[BEGIN Supplied material]

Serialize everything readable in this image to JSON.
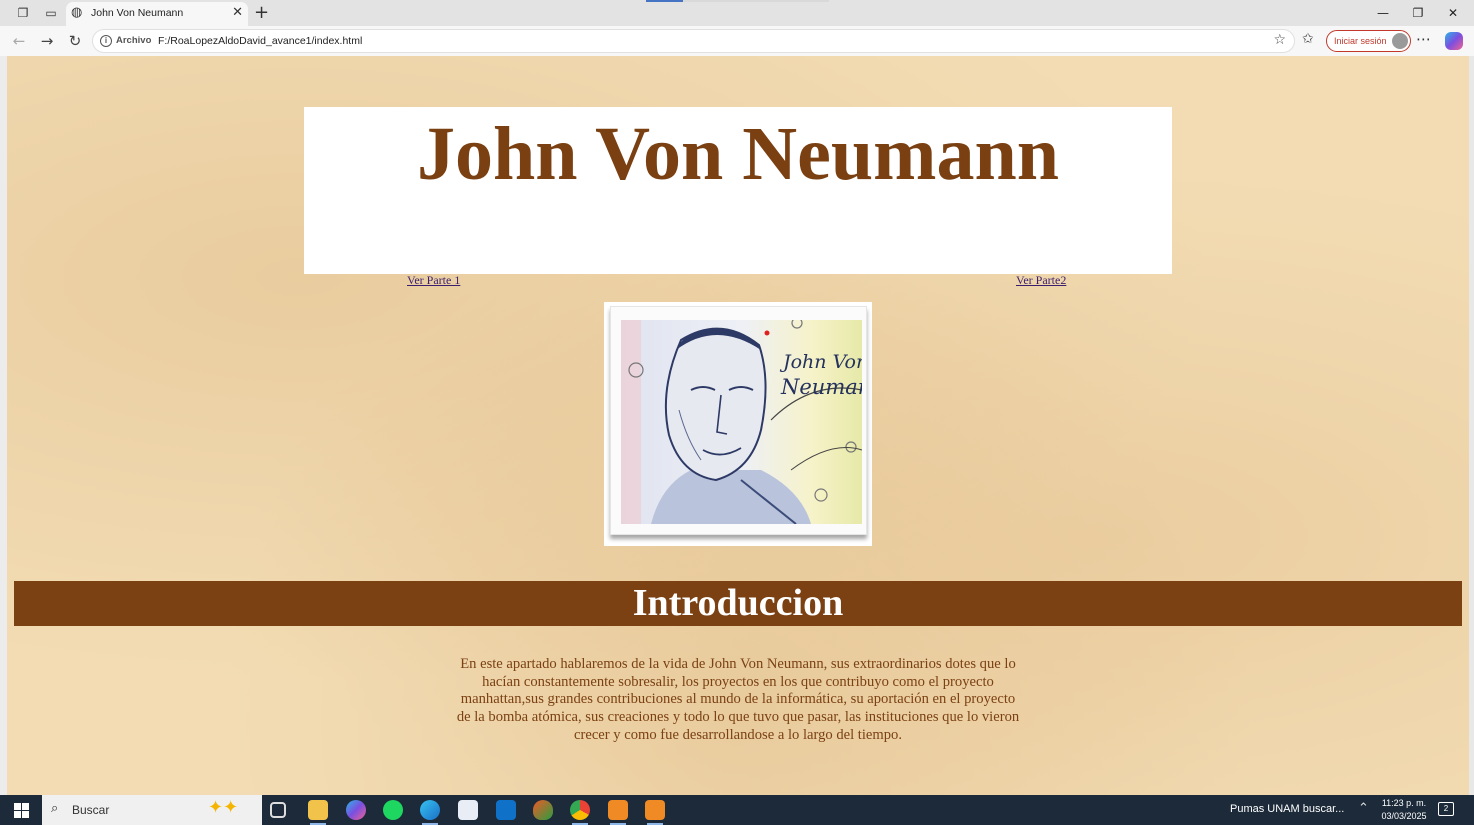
{
  "browser": {
    "tab_title": "John Von Neumann",
    "url_badge": "Archivo",
    "url": "F:/RoaLopezAldoDavid_avance1/index.html",
    "signin_label": "Iniciar sesión"
  },
  "page": {
    "title": "John Von Neumann",
    "link_left": "Ver Parte 1",
    "link_right": "Ver Parte2",
    "section_heading": "Introduccion",
    "intro_paragraph": "En este apartado hablaremos de la vida de John Von Neumann, sus extraordinarios dotes que lo hacían constantemente sobresalir, los proyectos en los que contribuyo como el proyecto manhattan,sus grandes contribuciones al mundo de la informática, su aportación en el proyecto de la bomba atómica, sus creaciones y todo lo que tuvo que pasar, las instituciones que lo vieron crecer y como fue desarrollandose a lo largo del tiempo.",
    "portrait_caption_line1": "John Von",
    "portrait_caption_line2": "Neumann"
  },
  "taskbar": {
    "search_placeholder": "Buscar",
    "news": "Pumas UNAM buscar...",
    "time": "11:23 p. m.",
    "date": "03/03/2025",
    "notification_count": "2"
  },
  "colors": {
    "brown": "#7b4113",
    "link": "#3b1f6e",
    "parchment": "#f3dcb4"
  }
}
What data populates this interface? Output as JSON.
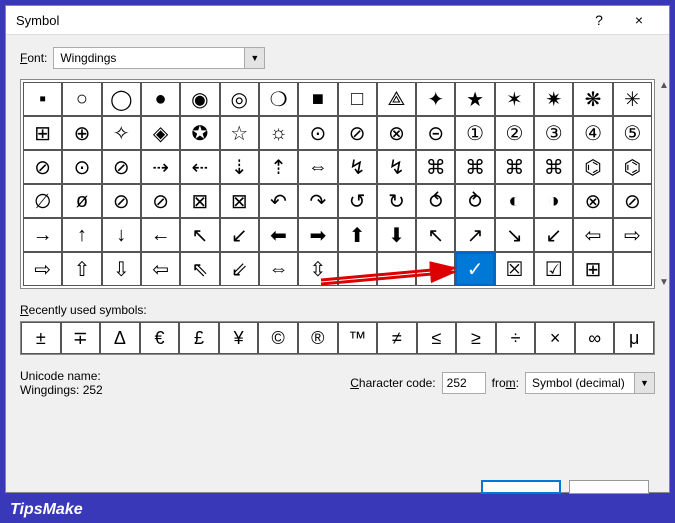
{
  "window": {
    "title": "Symbol",
    "help": "?",
    "close": "×"
  },
  "font": {
    "label": "Font:",
    "value": "Wingdings"
  },
  "grid": {
    "rows": [
      [
        "▪",
        "○",
        "◯",
        "●",
        "◉",
        "◎",
        "❍",
        "■",
        "□",
        "⟁",
        "✦",
        "★",
        "✶",
        "✷",
        "❋",
        "✳"
      ],
      [
        "⊞",
        "⊕",
        "✧",
        "◈",
        "✪",
        "☆",
        "☼",
        "⊙",
        "⊘",
        "⊗",
        "⊝",
        "①",
        "②",
        "③",
        "④",
        "⑤"
      ],
      [
        "⊘",
        "⊙",
        "⊘",
        "⇢",
        "⇠",
        "⇣",
        "⇡",
        "⇔",
        "↯",
        "↯",
        "⌘",
        "⌘",
        "⌘",
        "⌘",
        "⌬",
        "⌬"
      ],
      [
        "∅",
        "ø",
        "⊘",
        "⊘",
        "⊠",
        "⊠",
        "↶",
        "↷",
        "↺",
        "↻",
        "⥀",
        "⥁",
        "◐",
        "◑",
        "⊗",
        "⊘"
      ],
      [
        "→",
        "↑",
        "↓",
        "←",
        "↖",
        "↙",
        "⬅",
        "➡",
        "⬆",
        "⬇",
        "↖",
        "↗",
        "↘",
        "↙",
        "⇦",
        "⇨"
      ],
      [
        "⇨",
        "⇧",
        "⇩",
        "⇦",
        "⇖",
        "⇙",
        "⇔",
        "⇳",
        "",
        "",
        "",
        "✓",
        "☒",
        "☑",
        "⊞",
        ""
      ]
    ],
    "selected": {
      "row": 5,
      "col": 11
    }
  },
  "recent": {
    "label": "Recently used symbols:",
    "items": [
      "±",
      "∓",
      "Δ",
      "€",
      "£",
      "¥",
      "©",
      "®",
      "™",
      "≠",
      "≤",
      "≥",
      "÷",
      "×",
      "∞",
      "μ"
    ]
  },
  "info": {
    "unicode_label": "Unicode name:",
    "unicode_value": "Wingdings: 252",
    "charcode_label": "Character code:",
    "charcode_value": "252",
    "from_label": "from:",
    "from_value": "Symbol (decimal)"
  },
  "branding": "TipsMake"
}
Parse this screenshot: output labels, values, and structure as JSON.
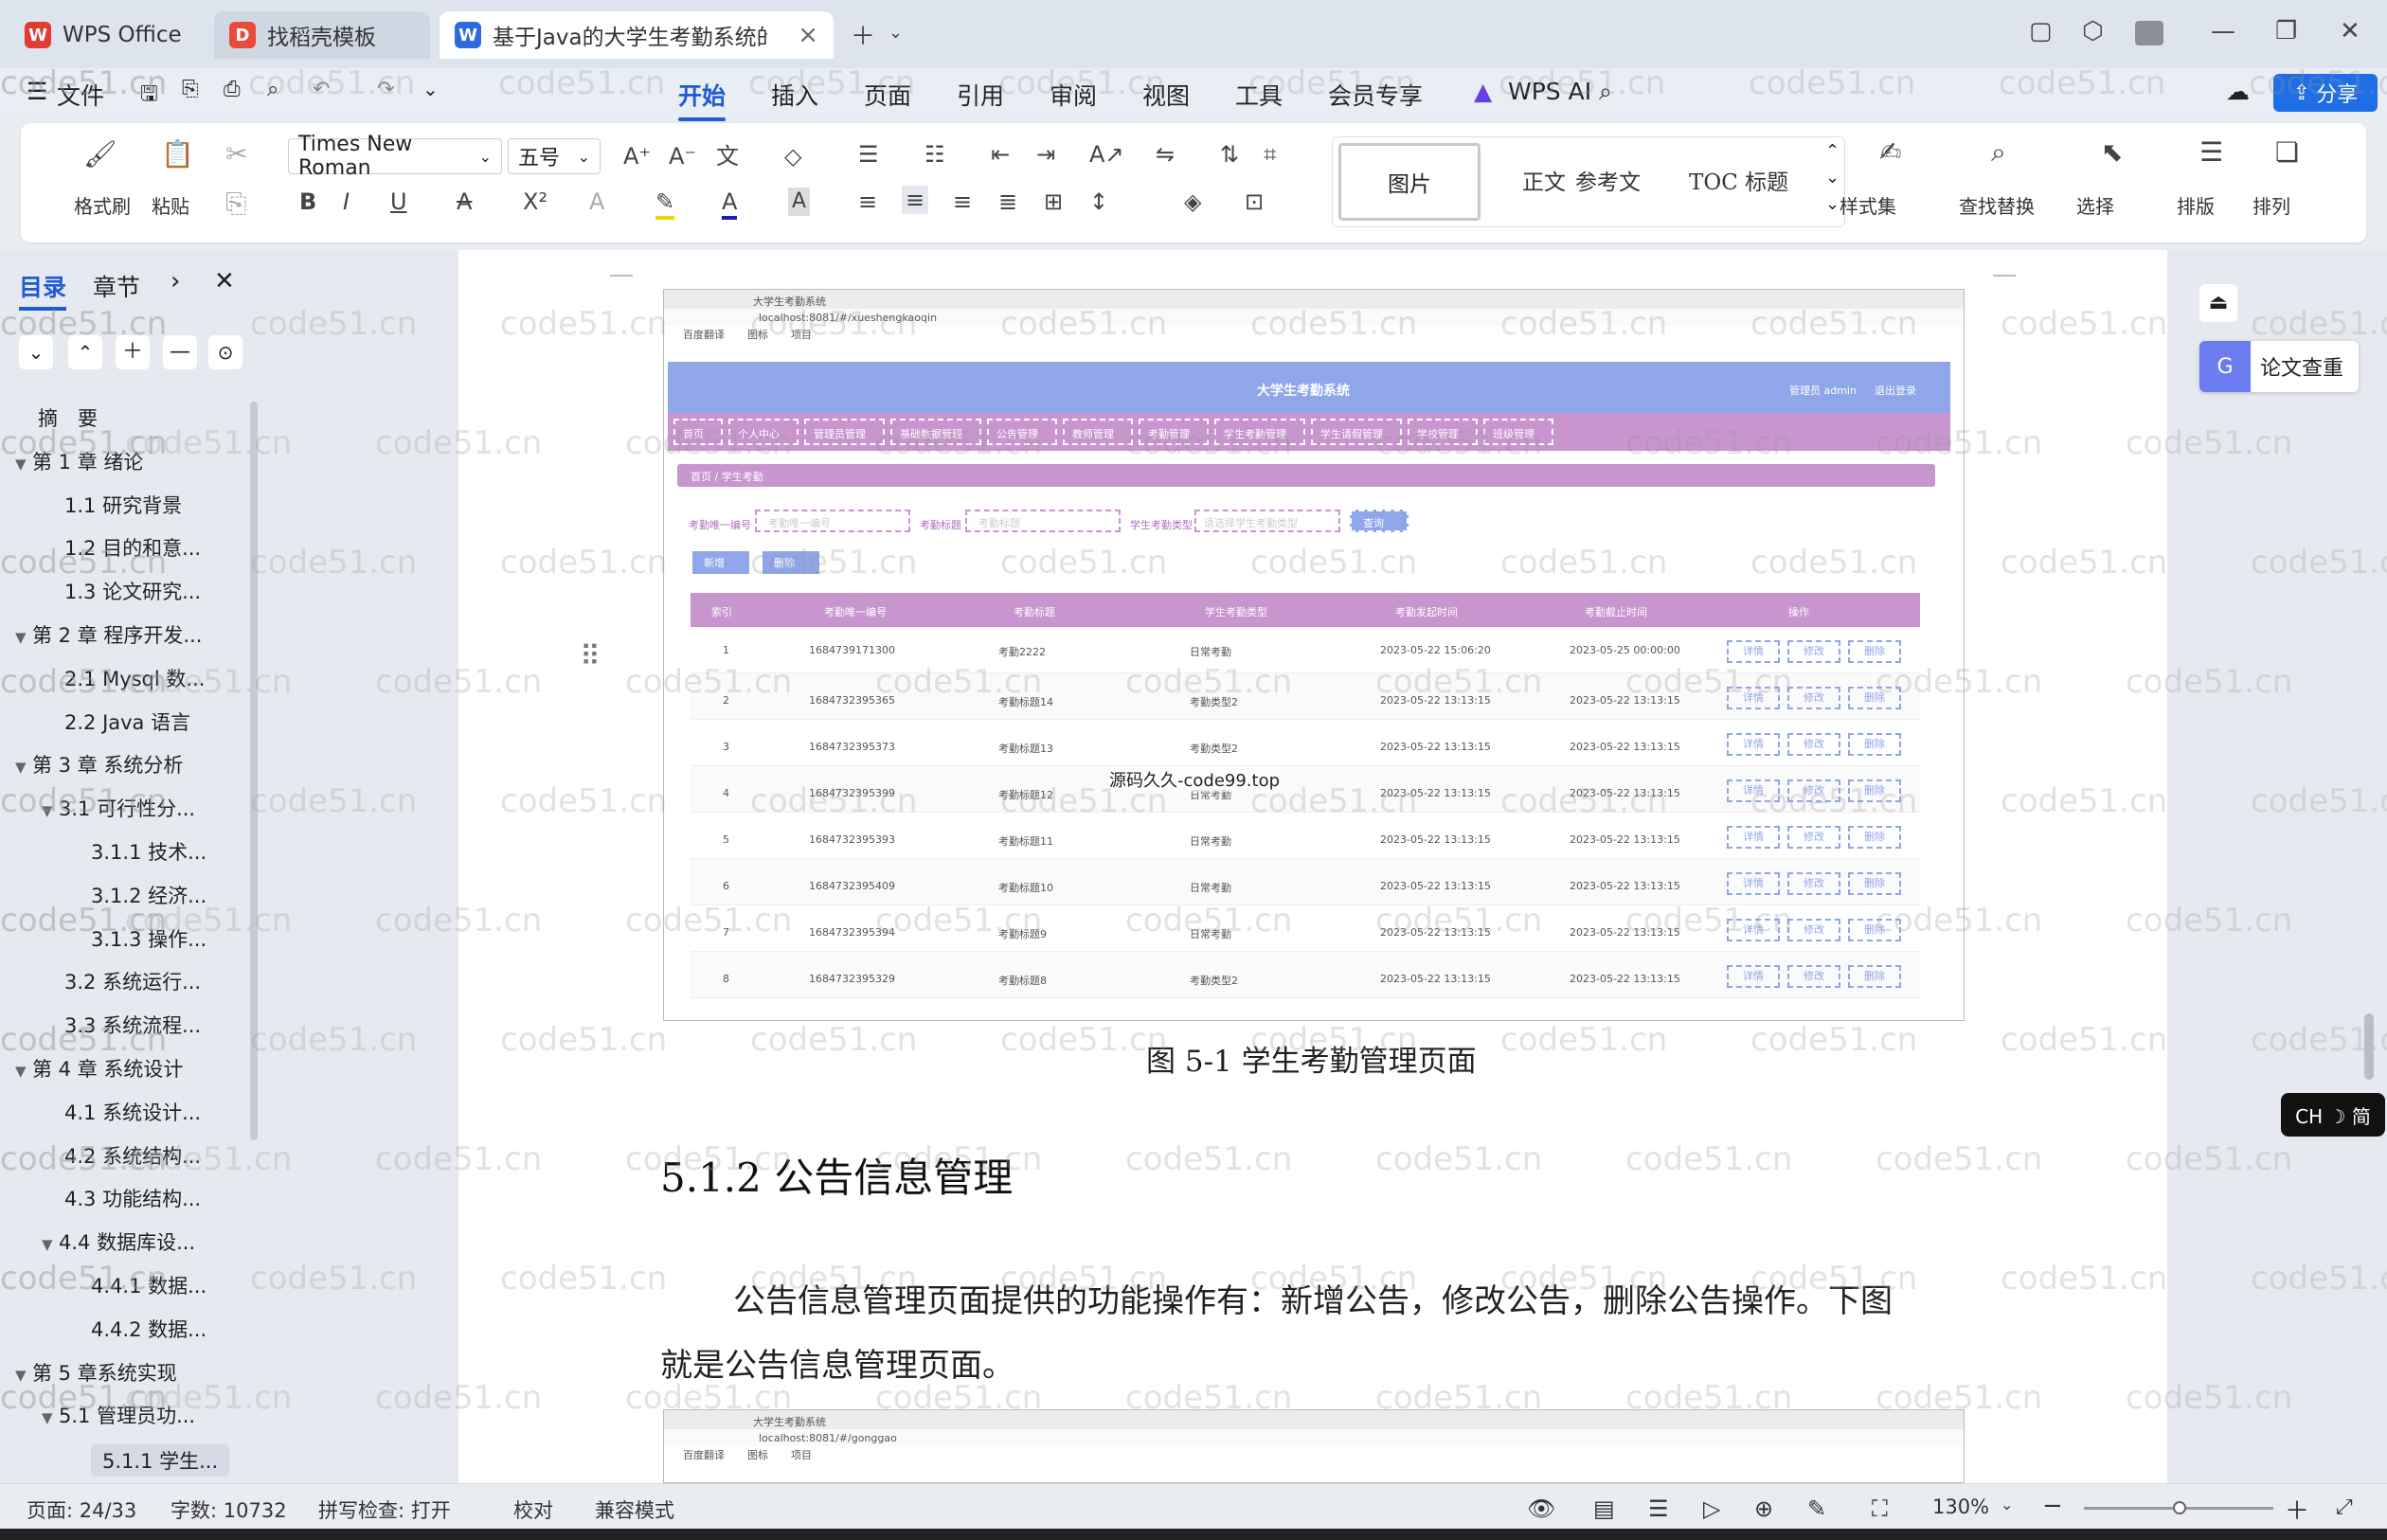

[END Supplied material]

- _Exercise directions_
Without the pictures, retype the whole of the material above exactly.

- _Solution to the exercise_
Serialize everything readable in this image to JSON.
{
  "browser": {
    "tab_title": "John Von Neumann",
    "url_badge": "Archivo",
    "url": "F:/RoaLopezAldoDavid_avance1/index.html",
    "signin_label": "Iniciar sesión"
  },
  "page": {
    "title": "John Von Neumann",
    "link_left": "Ver Parte 1",
    "link_right": "Ver Parte2",
    "section_heading": "Introduccion",
    "intro_paragraph": "En este apartado hablaremos de la vida de John Von Neumann, sus extraordinarios dotes que lo hacían constantemente sobresalir, los proyectos en los que contribuyo como el proyecto manhattan,sus grandes contribuciones al mundo de la informática, su aportación en el proyecto de la bomba atómica, sus creaciones y todo lo que tuvo que pasar, las instituciones que lo vieron crecer y como fue desarrollandose a lo largo del tiempo.",
    "portrait_caption_line1": "John Von",
    "portrait_caption_line2": "Neumann"
  },
  "taskbar": {
    "search_placeholder": "Buscar",
    "news": "Pumas UNAM buscar...",
    "time": "11:23 p. m.",
    "date": "03/03/2025",
    "notification_count": "2"
  },
  "colors": {
    "brown": "#7b4113",
    "link": "#3b1f6e",
    "parchment": "#f3dcb4"
  }
}
What data populates this interface? Output as JSON.
{
  "window": {
    "title": "Symbol",
    "help": "?",
    "close": "×"
  },
  "font": {
    "label": "Font:",
    "value": "Wingdings"
  },
  "grid": {
    "rows": [
      [
        "▪",
        "○",
        "◯",
        "●",
        "◉",
        "◎",
        "❍",
        "■",
        "□",
        "⟁",
        "✦",
        "★",
        "✶",
        "✷",
        "❋",
        "✳"
      ],
      [
        "⊞",
        "⊕",
        "✧",
        "◈",
        "✪",
        "☆",
        "☼",
        "⊙",
        "⊘",
        "⊗",
        "⊝",
        "①",
        "②",
        "③",
        "④",
        "⑤"
      ],
      [
        "⊘",
        "⊙",
        "⊘",
        "⇢",
        "⇠",
        "⇣",
        "⇡",
        "⇔",
        "↯",
        "↯",
        "⌘",
        "⌘",
        "⌘",
        "⌘",
        "⌬",
        "⌬"
      ],
      [
        "∅",
        "ø",
        "⊘",
        "⊘",
        "⊠",
        "⊠",
        "↶",
        "↷",
        "↺",
        "↻",
        "⥀",
        "⥁",
        "◐",
        "◑",
        "⊗",
        "⊘"
      ],
      [
        "→",
        "↑",
        "↓",
        "←",
        "↖",
        "↙",
        "⬅",
        "➡",
        "⬆",
        "⬇",
        "↖",
        "↗",
        "↘",
        "↙",
        "⇦",
        "⇨"
      ],
      [
        "⇨",
        "⇧",
        "⇩",
        "⇦",
        "⇖",
        "⇙",
        "⇔",
        "⇳",
        "",
        "",
        "",
        "✓",
        "☒",
        "☑",
        "⊞",
        ""
      ]
    ],
    "selected": {
      "row": 5,
      "col": 11
    }
  },
  "recent": {
    "label": "Recently used symbols:",
    "items": [
      "±",
      "∓",
      "Δ",
      "€",
      "£",
      "¥",
      "©",
      "®",
      "™",
      "≠",
      "≤",
      "≥",
      "÷",
      "×",
      "∞",
      "μ"
    ]
  },
  "info": {
    "unicode_label": "Unicode name:",
    "unicode_value": "Wingdings: 252",
    "charcode_label": "Character code:",
    "charcode_value": "252",
    "from_label": "from:",
    "from_value": "Symbol (decimal)"
  },
  "branding": "TipsMake"
}
Parse this screenshot: output labels, values, and structure as JSON.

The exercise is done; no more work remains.